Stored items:
<<<<

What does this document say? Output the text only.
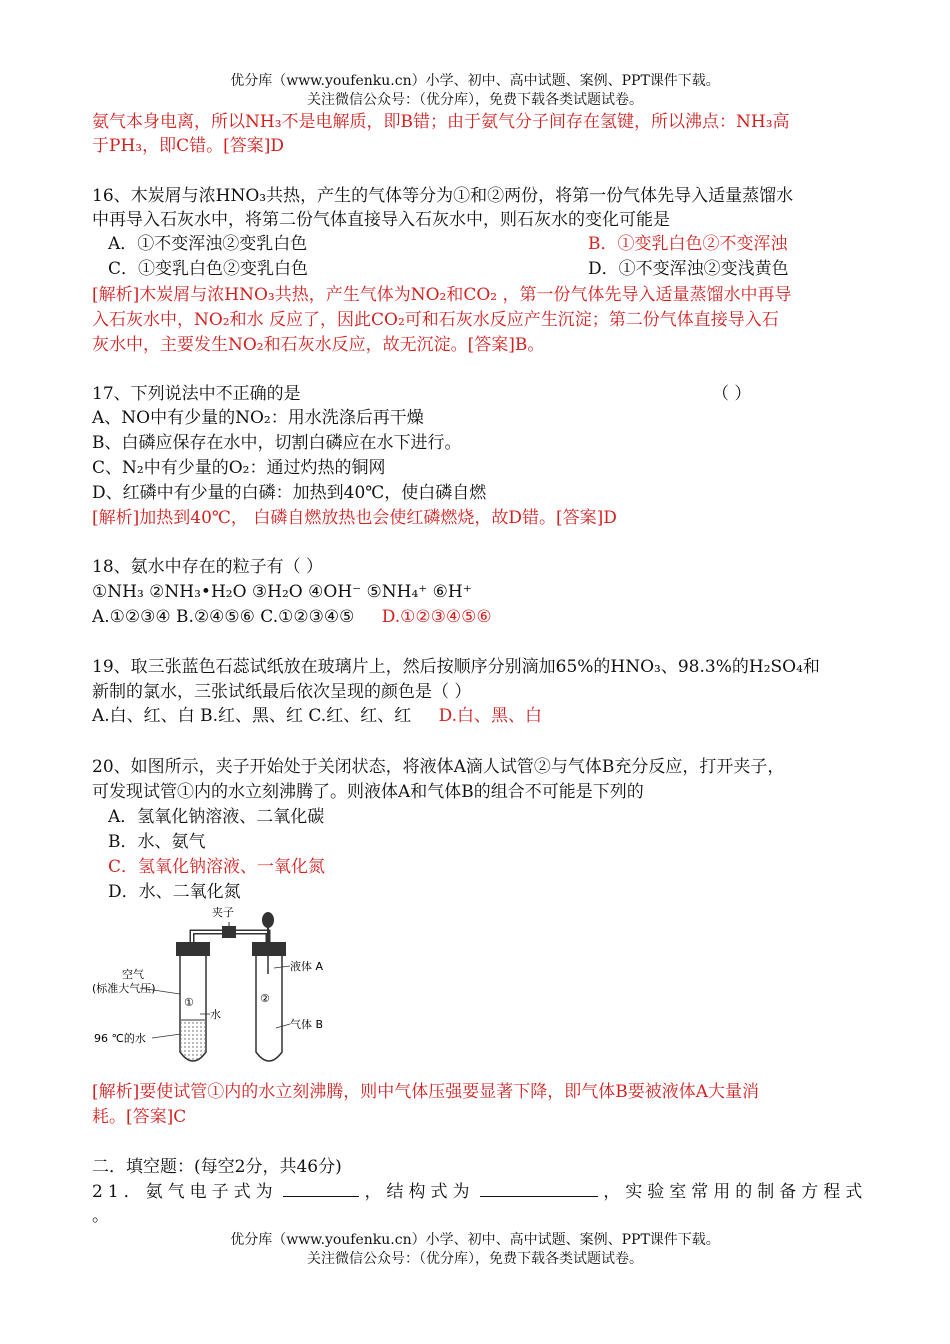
优分库（www.youfenku.cn）小学、初中、高中试题、案例、PPT课件下载。
关注微信公众号：（优分库），免费下载各类试题试卷。
氨气本身电离，所以NH₃不是电解质，即B错；由于氨气分子间存在氢键，所以沸点：NH₃高
于PH₃，即C错。[答案]D
16、木炭屑与浓HNO₃共热，产生的气体等分为①和②两份，将第一份气体先导入适量蒸馏水
中再导入石灰水中，将第二份气体直接导入石灰水中，则石灰水的变化可能是
A．①不变浑浊②变乳白色	B．①变乳白色②不变浑浊
C．①变乳白色②变乳白色	D．①不变浑浊②变浅黄色
[解析]木炭屑与浓HNO₃共热，产生气体为NO₂和CO₂ ，第一份气体先导入适量蒸馏水中再导
入石灰水中，NO₂和水 反应了，因此CO₂可和石灰水反应产生沉淀；第二份气体直接导入石
灰水中，主要发生NO₂和石灰水反应，故无沉淀。[答案]B。
17、下列说法中不正确的是	（ ）
A、NO中有少量的NO₂：用水洗涤后再干燥
B、白磷应保存在水中，切割白磷应在水下进行。
C、N₂中有少量的O₂：通过灼热的铜网
D、红磷中有少量的白磷：加热到40℃，使白磷自燃
[解析]加热到40℃， 白磷自燃放热也会使红磷燃烧，故D错。[答案]D
18、氨水中存在的粒子有（ ）
①NH₃ ②NH₃•H₂O ③H₂O ④OH⁻ ⑤NH₄⁺ ⑥H⁺
A.①②③④ B.②④⑤⑥ C.①②③④⑤ D.①②③④⑤⑥
19、取三张蓝色石蕊试纸放在玻璃片上，然后按顺序分别滴加65%的HNO₃、98.3%的H₂SO₄和
新制的氯水，三张试纸最后依次呈现的颜色是（ ）
A.白、红、白 B.红、黑、红 C.红、红、红 D.白、黑、白
20、如图所示，夹子开始处于关闭状态，将液体A滴人试管②与气体B充分反应，打开夹子，
可发现试管①内的水立刻沸腾了。则液体A和气体B的组合不可能是下列的
A．氢氧化钠溶液、二氧化碳
B．水、氨气
C．氢氧化钠溶液、一氧化氮
D．水、二氧化氮
夹子
空气
(标准大气压)
①
水
96 ℃的水
液体 A
②
气体 B
[解析]要使试管①内的水立刻沸腾，则中气体压强要显著下降，即气体B要被液体A大量消
耗。[答案]C
二．填空题：(每空2分，共46分)
21．氨气电子式为	，结构式为	，实验室常用的制备方程式
。
优分库（www.youfenku.cn）小学、初中、高中试题、案例、PPT课件下载。
关注微信公众号：（优分库），免费下载各类试题试卷。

>>>>

__Requirement__: Leave the images out, please, and restate each line word for word.

__Answer__:
What does this document say? Output the text only.
优分库（www.youfenku.cn）小学、初中、高中试题、案例、PPT课件下载。
关注微信公众号：（优分库），免费下载各类试题试卷。
氨气本身电离，所以NH₃不是电解质，即B错；由于氨气分子间存在氢键，所以沸点：NH₃高
于PH₃，即C错。[答案]D
16、木炭屑与浓HNO₃共热，产生的气体等分为①和②两份，将第一份气体先导入适量蒸馏水
中再导入石灰水中，将第二份气体直接导入石灰水中，则石灰水的变化可能是
A．①不变浑浊②变乳白色	B．①变乳白色②不变浑浊
C．①变乳白色②变乳白色	D．①不变浑浊②变浅黄色
[解析]木炭屑与浓HNO₃共热，产生气体为NO₂和CO₂ ，第一份气体先导入适量蒸馏水中再导
入石灰水中，NO₂和水 反应了，因此CO₂可和石灰水反应产生沉淀；第二份气体直接导入石
灰水中，主要发生NO₂和石灰水反应，故无沉淀。[答案]B。
17、下列说法中不正确的是	（ ）
A、NO中有少量的NO₂：用水洗涤后再干燥
B、白磷应保存在水中，切割白磷应在水下进行。
C、N₂中有少量的O₂：通过灼热的铜网
D、红磷中有少量的白磷：加热到40℃，使白磷自燃
[解析]加热到40℃， 白磷自燃放热也会使红磷燃烧，故D错。[答案]D
18、氨水中存在的粒子有（ ）
①NH₃ ②NH₃•H₂O ③H₂O ④OH⁻ ⑤NH₄⁺ ⑥H⁺
A.①②③④ B.②④⑤⑥ C.①②③④⑤ D.①②③④⑤⑥
19、取三张蓝色石蕊试纸放在玻璃片上，然后按顺序分别滴加65%的HNO₃、98.3%的H₂SO₄和
新制的氯水，三张试纸最后依次呈现的颜色是（ ）
A.白、红、白 B.红、黑、红 C.红、红、红 D.白、黑、白
20、如图所示，夹子开始处于关闭状态，将液体A滴人试管②与气体B充分反应，打开夹子，
可发现试管①内的水立刻沸腾了。则液体A和气体B的组合不可能是下列的
A．氢氧化钠溶液、二氧化碳
B．水、氨气
C．氢氧化钠溶液、一氧化氮
D．水、二氧化氮
夹子
空气
(标准大气压)
①
水
96 ℃的水
液体 A
②
气体 B
[解析]要使试管①内的水立刻沸腾，则中气体压强要显著下降，即气体B要被液体A大量消
耗。[答案]C
二．填空题：(每空2分，共46分)
21．氨气电子式为	，结构式为	，实验室常用的制备方程式
。
优分库（www.youfenku.cn）小学、初中、高中试题、案例、PPT课件下载。
关注微信公众号：（优分库），免费下载各类试题试卷。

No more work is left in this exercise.